### DOCUMENT SEGMENT

• • • • •

Hi,
Here's the summary of the IRC meeting.
---
COMMUNITY MEETING
Place: #openvpn-meeting on libera.chat
Date: Wed 9th March 2022
Time: 10:30 CET (9:30 UTC)
Planned meeting topics for this meeting were here:
<https://community.openvpn.net/openvpn/wiki/Topics-2022-03-09>
Your local meeting time is easy to check from services such as
<http://www.timeanddate.com/worldclock>
SUMMARY
cron2, dazo, d12fk, mattock, MaxF, novaflash, plaisthos participated in
this meeting.
---
Talked about the upcoming OpenSSL release (with security fixes) and
agreed that'd be a good time to do an OpenVPN 2.5 release as well.
---
Talked about the multi-defer auth loophole. We have patches that fix the
immediate problem, but "fix for good" needs a more massive rewrite of
the deferred auth handling.
Agreed to fix the loophole now and do the proper fix later.
--
Full chatlog attached
(11.39.44) cron2: ah
(11.40.10) cron2: so, let's start
(11.40.53) cron2: a new openssl release is coming next tuesday (3.0.2 and
1.1.1*) with a security thing. So that would be a good time to do the upcoming
2.5.x release
(11.41.38) mattock: +1
(11.41.39) dazo: +1 ... do we get the multi-defer auth stuff part of this?
(11.42.13) plaisthos: severity ofn the openssl release?
(11.42.43) cron2: dazo: we should - it's waiting for you
(11.44.08) cron2: there was a discussion on details and how to further improve
the plugin for automated testing, and then it basically ended... but we have
ACKs on the general patch ("it will fix the problem"), and we seem to agree
that further improvement could be done (like, remove defer/simple.c)
(11.44.22) dazo: cron2: I might be at loss ... ordex acked it ... you had some
concerns about the fatal behaviour, but that's what we agreed on was the right
solution. For testing, lets not test that now in automated testing until we've
done refinements
(11.45.09) dazo: kicking out defer/simple.c should not block this change.
That's just another patch removing it, right?
(11.46.32) cron2: I'd remove it right away (so git can see "it got moved and
then improved") but we can do this in two steps
(11.49.41) dazo: Okay, I see in the mail dialoge there were some complaints
about NULL==var vs var==NULL ... I can fix those, rename multi-auth.c to
defer.c and update testing doc? Is that a plan to move forward? I'll have
that done today
(11.49.58) cron2: anyway, the other thing (ending openvpn instead of just
returning AUTH FAILED) - I missed that part of the discussion, it seems. Why
end the process, instead of just fail auth (with a clear message)?
(11.50.09) cron2: the latter would enable automated testing
(11.50.25) cron2: which is something I do a lot, and it finds a lot of corner
cases :-)
(11.51.02) dazo: Basically, because the behaviour was broken ... and to really
lead admins into the right direction of trying to understand why auth failed.
They would have to look at the log files for openvpn far more closely ("Why
does openvpn stop running?")

• • • • •

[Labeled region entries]

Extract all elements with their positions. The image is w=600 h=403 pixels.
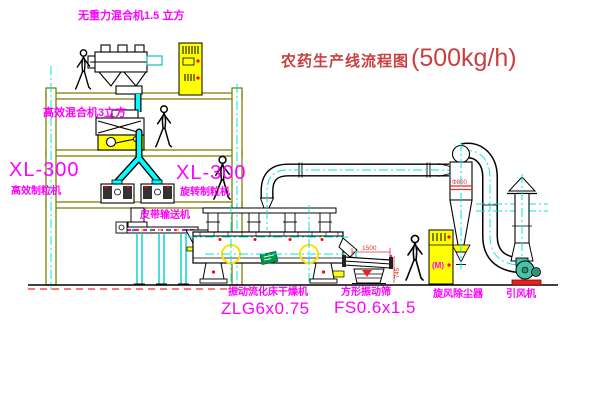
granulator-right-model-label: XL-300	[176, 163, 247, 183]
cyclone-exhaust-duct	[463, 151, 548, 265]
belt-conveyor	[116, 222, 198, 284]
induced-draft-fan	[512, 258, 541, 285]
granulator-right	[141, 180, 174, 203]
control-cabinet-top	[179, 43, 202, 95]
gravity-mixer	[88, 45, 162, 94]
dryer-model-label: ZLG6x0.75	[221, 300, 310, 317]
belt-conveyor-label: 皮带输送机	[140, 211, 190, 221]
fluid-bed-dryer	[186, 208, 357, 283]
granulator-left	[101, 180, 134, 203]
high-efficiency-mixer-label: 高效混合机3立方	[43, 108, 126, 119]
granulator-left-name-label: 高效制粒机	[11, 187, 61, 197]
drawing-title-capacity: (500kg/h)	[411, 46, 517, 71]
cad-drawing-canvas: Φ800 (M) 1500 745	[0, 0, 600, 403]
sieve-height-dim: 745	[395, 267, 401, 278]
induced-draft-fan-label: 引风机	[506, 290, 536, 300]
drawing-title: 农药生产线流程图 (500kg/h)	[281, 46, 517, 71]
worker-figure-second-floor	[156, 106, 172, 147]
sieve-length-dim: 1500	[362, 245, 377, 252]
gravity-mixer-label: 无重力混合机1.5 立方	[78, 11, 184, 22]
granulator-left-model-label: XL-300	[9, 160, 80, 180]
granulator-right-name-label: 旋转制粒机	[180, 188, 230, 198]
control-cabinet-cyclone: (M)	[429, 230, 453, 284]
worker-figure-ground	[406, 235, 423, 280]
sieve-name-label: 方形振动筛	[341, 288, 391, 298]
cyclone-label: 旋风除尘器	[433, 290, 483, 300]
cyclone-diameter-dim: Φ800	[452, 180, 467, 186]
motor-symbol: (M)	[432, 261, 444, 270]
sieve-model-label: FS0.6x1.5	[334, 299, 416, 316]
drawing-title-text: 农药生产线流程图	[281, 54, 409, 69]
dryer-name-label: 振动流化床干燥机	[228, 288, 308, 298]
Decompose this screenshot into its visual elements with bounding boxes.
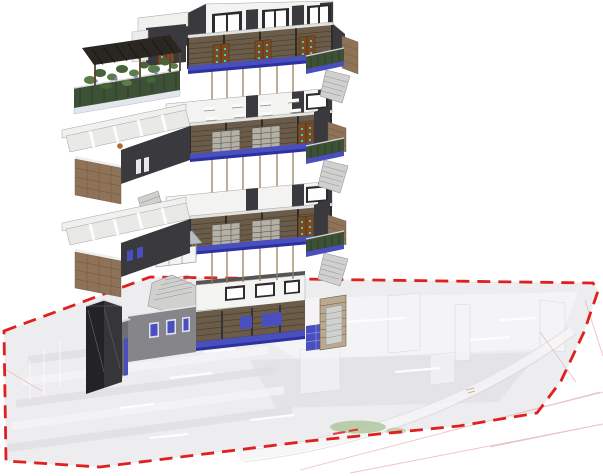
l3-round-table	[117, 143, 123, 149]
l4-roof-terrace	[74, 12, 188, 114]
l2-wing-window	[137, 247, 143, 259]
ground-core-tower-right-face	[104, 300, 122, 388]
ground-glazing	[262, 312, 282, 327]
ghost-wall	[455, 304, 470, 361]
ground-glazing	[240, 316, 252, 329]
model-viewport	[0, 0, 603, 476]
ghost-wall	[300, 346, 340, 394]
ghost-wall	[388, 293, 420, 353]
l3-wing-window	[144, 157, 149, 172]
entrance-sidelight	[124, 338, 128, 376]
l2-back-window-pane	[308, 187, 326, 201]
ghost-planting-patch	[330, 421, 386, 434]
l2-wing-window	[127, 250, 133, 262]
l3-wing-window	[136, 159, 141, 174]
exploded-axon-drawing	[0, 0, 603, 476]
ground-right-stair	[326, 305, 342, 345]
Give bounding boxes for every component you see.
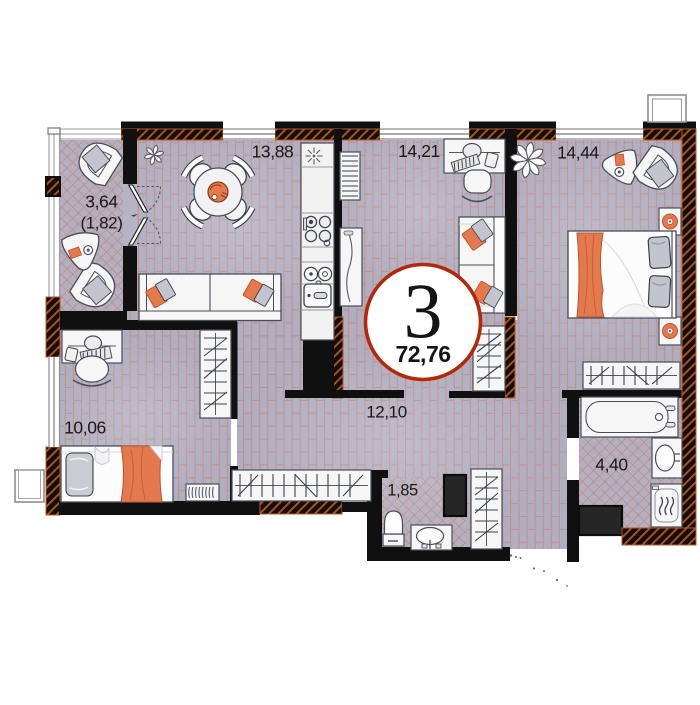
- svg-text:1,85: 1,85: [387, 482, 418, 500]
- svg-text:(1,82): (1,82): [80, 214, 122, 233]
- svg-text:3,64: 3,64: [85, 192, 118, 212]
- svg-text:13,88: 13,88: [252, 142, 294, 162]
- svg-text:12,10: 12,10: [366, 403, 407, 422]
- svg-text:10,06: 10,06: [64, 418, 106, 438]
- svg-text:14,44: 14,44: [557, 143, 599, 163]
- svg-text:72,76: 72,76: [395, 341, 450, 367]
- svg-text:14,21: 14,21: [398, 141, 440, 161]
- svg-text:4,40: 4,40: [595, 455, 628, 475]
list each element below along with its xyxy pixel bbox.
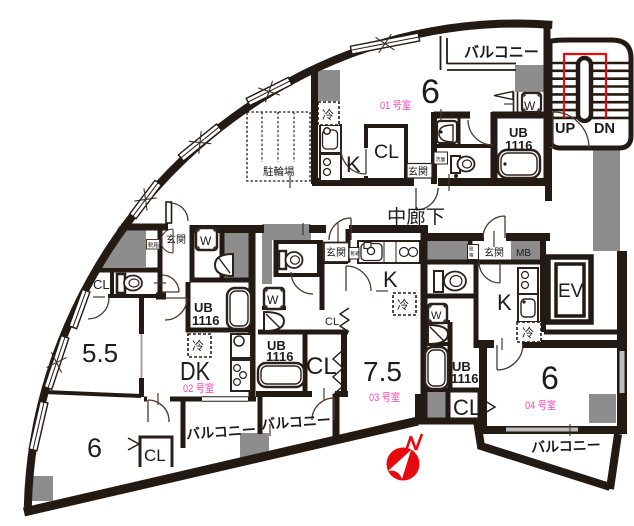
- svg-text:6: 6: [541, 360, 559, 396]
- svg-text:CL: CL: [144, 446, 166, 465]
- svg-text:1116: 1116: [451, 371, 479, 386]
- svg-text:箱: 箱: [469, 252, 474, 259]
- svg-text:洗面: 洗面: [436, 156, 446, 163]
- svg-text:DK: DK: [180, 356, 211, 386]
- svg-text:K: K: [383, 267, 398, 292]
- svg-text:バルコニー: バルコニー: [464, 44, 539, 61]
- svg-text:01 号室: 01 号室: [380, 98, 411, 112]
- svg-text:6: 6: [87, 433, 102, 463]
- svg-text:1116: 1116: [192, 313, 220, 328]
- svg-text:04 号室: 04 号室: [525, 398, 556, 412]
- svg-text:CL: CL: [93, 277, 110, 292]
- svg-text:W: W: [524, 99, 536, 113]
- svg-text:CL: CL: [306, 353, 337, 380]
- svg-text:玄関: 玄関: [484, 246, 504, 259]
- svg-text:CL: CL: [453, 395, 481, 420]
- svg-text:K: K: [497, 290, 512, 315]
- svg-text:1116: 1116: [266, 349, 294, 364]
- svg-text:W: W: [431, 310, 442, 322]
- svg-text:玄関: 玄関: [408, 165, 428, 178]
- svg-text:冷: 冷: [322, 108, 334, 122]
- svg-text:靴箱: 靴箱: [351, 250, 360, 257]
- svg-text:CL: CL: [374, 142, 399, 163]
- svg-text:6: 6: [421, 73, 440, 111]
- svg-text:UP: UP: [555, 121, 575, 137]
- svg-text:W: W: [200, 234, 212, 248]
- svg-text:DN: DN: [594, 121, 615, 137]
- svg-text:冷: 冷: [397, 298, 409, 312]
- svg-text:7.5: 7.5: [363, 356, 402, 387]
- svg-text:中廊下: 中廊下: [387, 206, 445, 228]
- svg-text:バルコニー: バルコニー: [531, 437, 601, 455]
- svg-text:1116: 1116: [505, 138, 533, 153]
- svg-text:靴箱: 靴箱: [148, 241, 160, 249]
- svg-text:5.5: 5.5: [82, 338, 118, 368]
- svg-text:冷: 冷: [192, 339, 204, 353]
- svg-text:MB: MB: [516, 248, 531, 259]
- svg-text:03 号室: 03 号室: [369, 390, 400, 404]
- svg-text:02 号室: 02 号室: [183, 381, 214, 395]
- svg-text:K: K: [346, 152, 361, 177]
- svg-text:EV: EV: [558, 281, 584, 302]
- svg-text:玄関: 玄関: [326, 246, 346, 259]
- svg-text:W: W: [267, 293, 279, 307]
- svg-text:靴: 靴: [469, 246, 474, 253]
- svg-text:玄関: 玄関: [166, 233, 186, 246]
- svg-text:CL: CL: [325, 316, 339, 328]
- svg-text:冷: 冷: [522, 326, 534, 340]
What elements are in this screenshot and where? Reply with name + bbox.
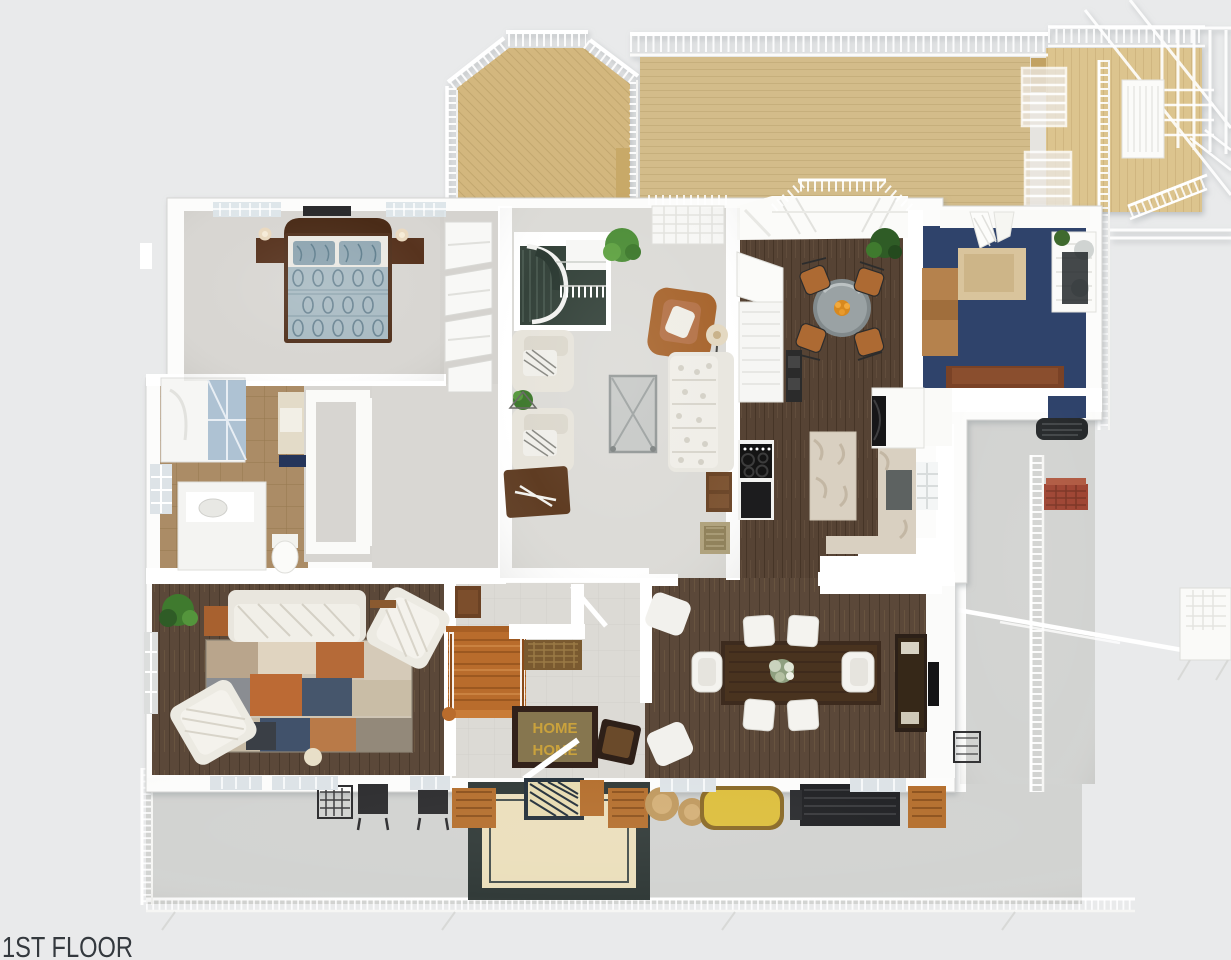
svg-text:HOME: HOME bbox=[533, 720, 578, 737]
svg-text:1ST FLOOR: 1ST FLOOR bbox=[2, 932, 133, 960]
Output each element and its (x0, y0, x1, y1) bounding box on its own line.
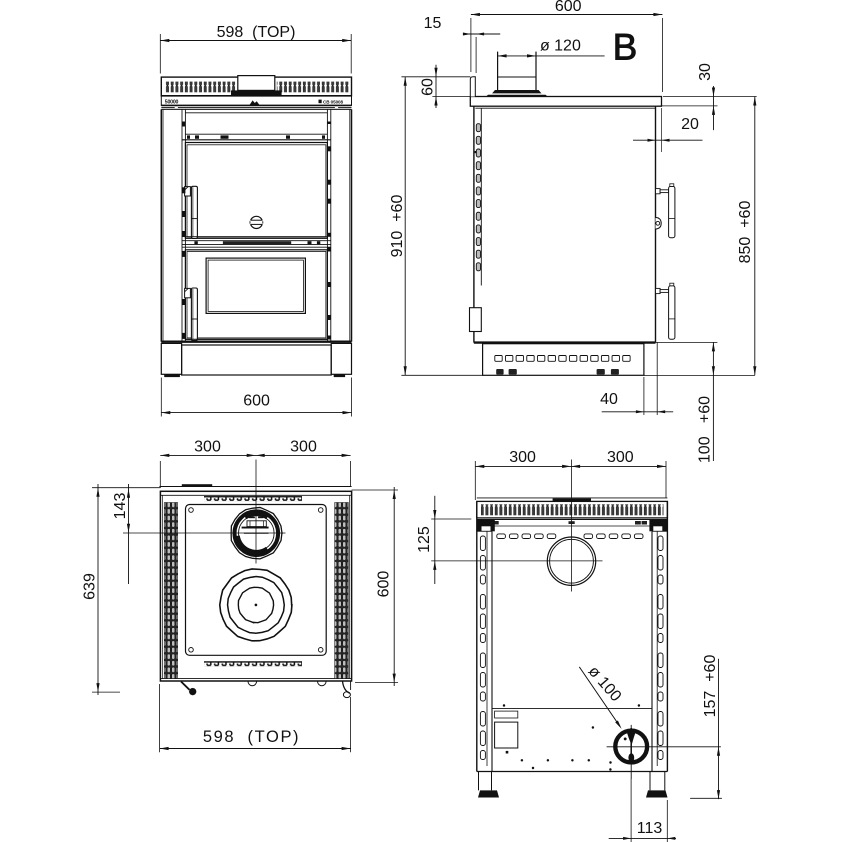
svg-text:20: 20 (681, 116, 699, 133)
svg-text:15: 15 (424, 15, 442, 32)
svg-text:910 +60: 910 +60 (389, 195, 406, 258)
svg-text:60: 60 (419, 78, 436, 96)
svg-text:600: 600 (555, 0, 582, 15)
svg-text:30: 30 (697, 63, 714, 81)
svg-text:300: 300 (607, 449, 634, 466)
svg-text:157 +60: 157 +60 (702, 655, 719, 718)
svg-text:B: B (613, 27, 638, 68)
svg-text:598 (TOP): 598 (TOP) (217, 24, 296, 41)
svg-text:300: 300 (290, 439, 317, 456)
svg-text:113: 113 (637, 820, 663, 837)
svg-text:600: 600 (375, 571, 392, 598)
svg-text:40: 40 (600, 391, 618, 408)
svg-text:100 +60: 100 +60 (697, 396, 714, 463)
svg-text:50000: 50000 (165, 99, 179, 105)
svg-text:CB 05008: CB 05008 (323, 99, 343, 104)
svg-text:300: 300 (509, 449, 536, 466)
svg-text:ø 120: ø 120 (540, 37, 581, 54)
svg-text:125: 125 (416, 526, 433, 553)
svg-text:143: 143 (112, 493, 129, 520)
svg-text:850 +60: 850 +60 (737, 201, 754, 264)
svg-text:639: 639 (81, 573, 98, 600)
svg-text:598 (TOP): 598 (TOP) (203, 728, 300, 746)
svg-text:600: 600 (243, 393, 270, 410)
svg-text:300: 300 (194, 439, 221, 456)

• • • • •

### WHAT THE TASK ASKS
Rewrite the part of the meeting summary starting with "(11.51.02) dazo: Basically, because" and going on through "why auth failed.", replacing "admins" with "administrators". You won't need the lines to complete this.

### PROBLEM SOLUTION
(11.51.02) dazo: Basically, because the behaviour was broken ... and to really
lead administrators into the right direction of trying to understand why auth failed.